━━━━━ Records for the exercise ━━━━━
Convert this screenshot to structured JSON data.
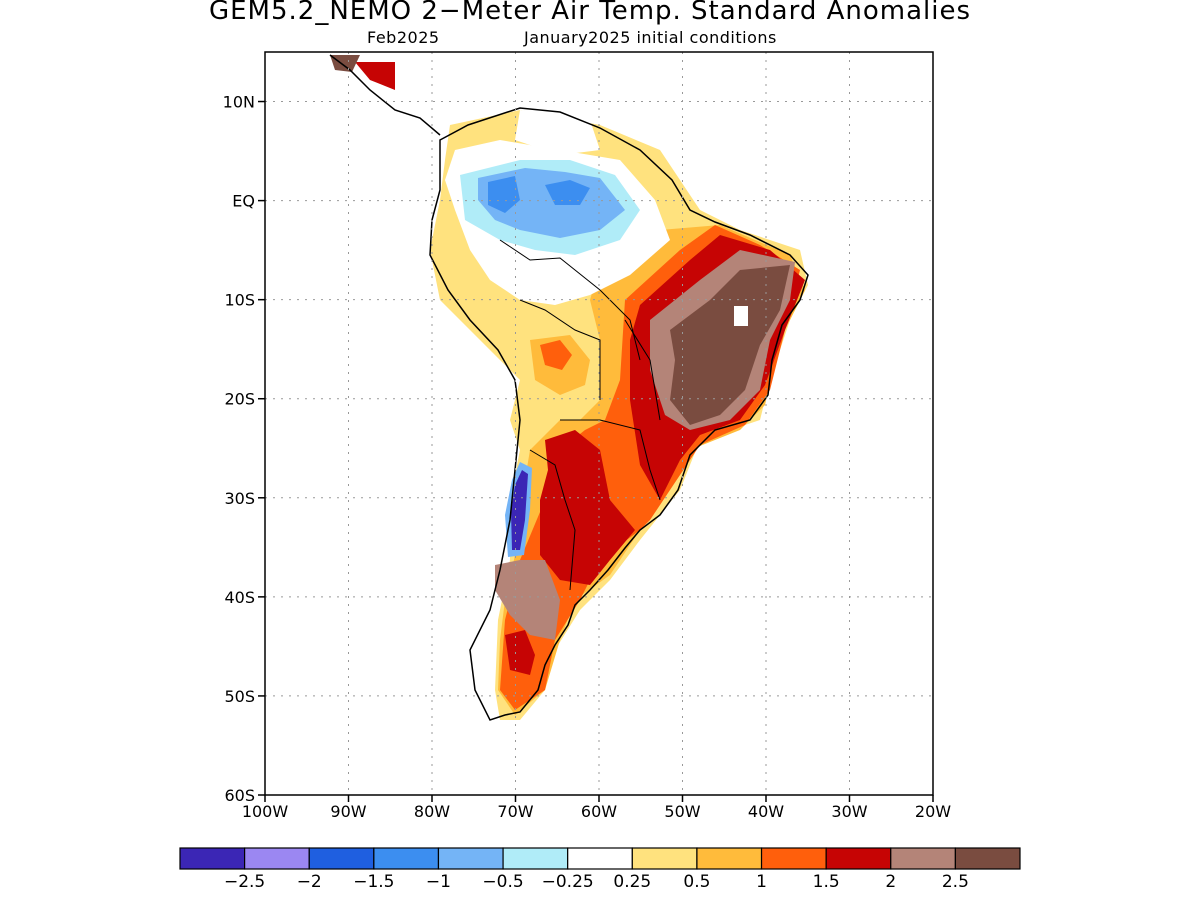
{
  "title": "GEM5.2_NEMO 2−Meter Air Temp. Standard Anomalies",
  "subtitle_left": "Feb2025",
  "subtitle_right": "January2025 initial conditions",
  "map": {
    "lon_range": [
      -100,
      -20
    ],
    "lat_range": [
      -60,
      15
    ],
    "lat_ticks": [
      "10N",
      "EQ",
      "10S",
      "20S",
      "30S",
      "40S",
      "50S",
      "60S"
    ],
    "lon_ticks": [
      "100W",
      "90W",
      "80W",
      "70W",
      "60W",
      "50W",
      "40W",
      "30W",
      "20W"
    ],
    "gridlines": "dotted"
  },
  "colorbar": {
    "colors": [
      "#3b26b5",
      "#9b87f2",
      "#1f5fe0",
      "#3c8ef0",
      "#74b4f6",
      "#b0ecf8",
      "#ffffff",
      "#ffe27e",
      "#ffbb3b",
      "#ff5f0c",
      "#c60404",
      "#b48478",
      "#7a4c40"
    ],
    "labels": [
      "−2.5",
      "−2",
      "−1.5",
      "−1",
      "−0.5",
      "−0.25",
      "0.25",
      "0.5",
      "1",
      "1.5",
      "2",
      "2.5"
    ]
  }
}
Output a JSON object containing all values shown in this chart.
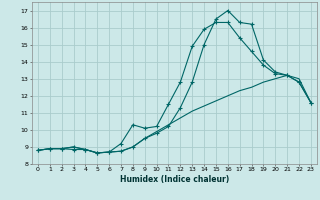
{
  "xlabel": "Humidex (Indice chaleur)",
  "background_color": "#cce8e8",
  "grid_color": "#aacccc",
  "line_color": "#006666",
  "xlim": [
    -0.5,
    23.5
  ],
  "ylim": [
    8,
    17.5
  ],
  "xticks": [
    0,
    1,
    2,
    3,
    4,
    5,
    6,
    7,
    8,
    9,
    10,
    11,
    12,
    13,
    14,
    15,
    16,
    17,
    18,
    19,
    20,
    21,
    22,
    23
  ],
  "yticks": [
    8,
    9,
    10,
    11,
    12,
    13,
    14,
    15,
    16,
    17
  ],
  "line1_x": [
    0,
    1,
    2,
    3,
    4,
    5,
    6,
    7,
    8,
    9,
    10,
    11,
    12,
    13,
    14,
    15,
    16,
    17,
    18,
    19,
    20,
    21,
    22,
    23
  ],
  "line1_y": [
    8.8,
    8.9,
    8.9,
    9.0,
    8.85,
    8.65,
    8.7,
    8.75,
    9.0,
    9.5,
    9.9,
    10.3,
    10.7,
    11.1,
    11.4,
    11.7,
    12.0,
    12.3,
    12.5,
    12.8,
    13.0,
    13.2,
    13.0,
    11.6
  ],
  "line2_x": [
    0,
    1,
    2,
    3,
    4,
    5,
    6,
    7,
    8,
    9,
    10,
    11,
    12,
    13,
    14,
    15,
    16,
    17,
    18,
    19,
    20,
    21,
    22,
    23
  ],
  "line2_y": [
    8.8,
    8.9,
    8.9,
    9.0,
    8.85,
    8.65,
    8.7,
    9.2,
    10.3,
    10.1,
    10.2,
    11.5,
    12.8,
    14.9,
    15.9,
    16.3,
    16.3,
    15.4,
    14.6,
    13.8,
    13.3,
    13.2,
    12.8,
    11.6
  ],
  "line3_x": [
    0,
    1,
    2,
    3,
    4,
    5,
    6,
    7,
    8,
    9,
    10,
    11,
    12,
    13,
    14,
    15,
    16,
    17,
    18,
    19,
    20,
    21,
    22,
    23
  ],
  "line3_y": [
    8.8,
    8.9,
    8.9,
    8.85,
    8.85,
    8.65,
    8.7,
    8.75,
    9.0,
    9.5,
    9.8,
    10.2,
    11.3,
    12.8,
    15.0,
    16.5,
    17.0,
    16.3,
    16.2,
    14.1,
    13.4,
    13.2,
    12.8,
    11.6
  ]
}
━━━━━
— Challenge —
The entries above are to be returned exactly, without their pictures.

— Written solution —
Convert this screenshot to structured JSON data.
{
  "title": "GEM5.2_NEMO 2−Meter Air Temp. Standard Anomalies",
  "subtitle_left": "Feb2025",
  "subtitle_right": "January2025 initial conditions",
  "map": {
    "lon_range": [
      -100,
      -20
    ],
    "lat_range": [
      -60,
      15
    ],
    "lat_ticks": [
      "10N",
      "EQ",
      "10S",
      "20S",
      "30S",
      "40S",
      "50S",
      "60S"
    ],
    "lon_ticks": [
      "100W",
      "90W",
      "80W",
      "70W",
      "60W",
      "50W",
      "40W",
      "30W",
      "20W"
    ],
    "gridlines": "dotted"
  },
  "colorbar": {
    "colors": [
      "#3b26b5",
      "#9b87f2",
      "#1f5fe0",
      "#3c8ef0",
      "#74b4f6",
      "#b0ecf8",
      "#ffffff",
      "#ffe27e",
      "#ffbb3b",
      "#ff5f0c",
      "#c60404",
      "#b48478",
      "#7a4c40"
    ],
    "labels": [
      "−2.5",
      "−2",
      "−1.5",
      "−1",
      "−0.5",
      "−0.25",
      "0.25",
      "0.5",
      "1",
      "1.5",
      "2",
      "2.5"
    ]
  }
}
Output a JSON object containing all values shown in this chart.
{
  "xlabel": "Humidex (Indice chaleur)",
  "background_color": "#cce8e8",
  "grid_color": "#aacccc",
  "line_color": "#006666",
  "xlim": [
    -0.5,
    23.5
  ],
  "ylim": [
    8,
    17.5
  ],
  "xticks": [
    0,
    1,
    2,
    3,
    4,
    5,
    6,
    7,
    8,
    9,
    10,
    11,
    12,
    13,
    14,
    15,
    16,
    17,
    18,
    19,
    20,
    21,
    22,
    23
  ],
  "yticks": [
    8,
    9,
    10,
    11,
    12,
    13,
    14,
    15,
    16,
    17
  ],
  "line1_x": [
    0,
    1,
    2,
    3,
    4,
    5,
    6,
    7,
    8,
    9,
    10,
    11,
    12,
    13,
    14,
    15,
    16,
    17,
    18,
    19,
    20,
    21,
    22,
    23
  ],
  "line1_y": [
    8.8,
    8.9,
    8.9,
    9.0,
    8.85,
    8.65,
    8.7,
    8.75,
    9.0,
    9.5,
    9.9,
    10.3,
    10.7,
    11.1,
    11.4,
    11.7,
    12.0,
    12.3,
    12.5,
    12.8,
    13.0,
    13.2,
    13.0,
    11.6
  ],
  "line2_x": [
    0,
    1,
    2,
    3,
    4,
    5,
    6,
    7,
    8,
    9,
    10,
    11,
    12,
    13,
    14,
    15,
    16,
    17,
    18,
    19,
    20,
    21,
    22,
    23
  ],
  "line2_y": [
    8.8,
    8.9,
    8.9,
    9.0,
    8.85,
    8.65,
    8.7,
    9.2,
    10.3,
    10.1,
    10.2,
    11.5,
    12.8,
    14.9,
    15.9,
    16.3,
    16.3,
    15.4,
    14.6,
    13.8,
    13.3,
    13.2,
    12.8,
    11.6
  ],
  "line3_x": [
    0,
    1,
    2,
    3,
    4,
    5,
    6,
    7,
    8,
    9,
    10,
    11,
    12,
    13,
    14,
    15,
    16,
    17,
    18,
    19,
    20,
    21,
    22,
    23
  ],
  "line3_y": [
    8.8,
    8.9,
    8.9,
    8.85,
    8.85,
    8.65,
    8.7,
    8.75,
    9.0,
    9.5,
    9.8,
    10.2,
    11.3,
    12.8,
    15.0,
    16.5,
    17.0,
    16.3,
    16.2,
    14.1,
    13.4,
    13.2,
    12.8,
    11.6
  ]
}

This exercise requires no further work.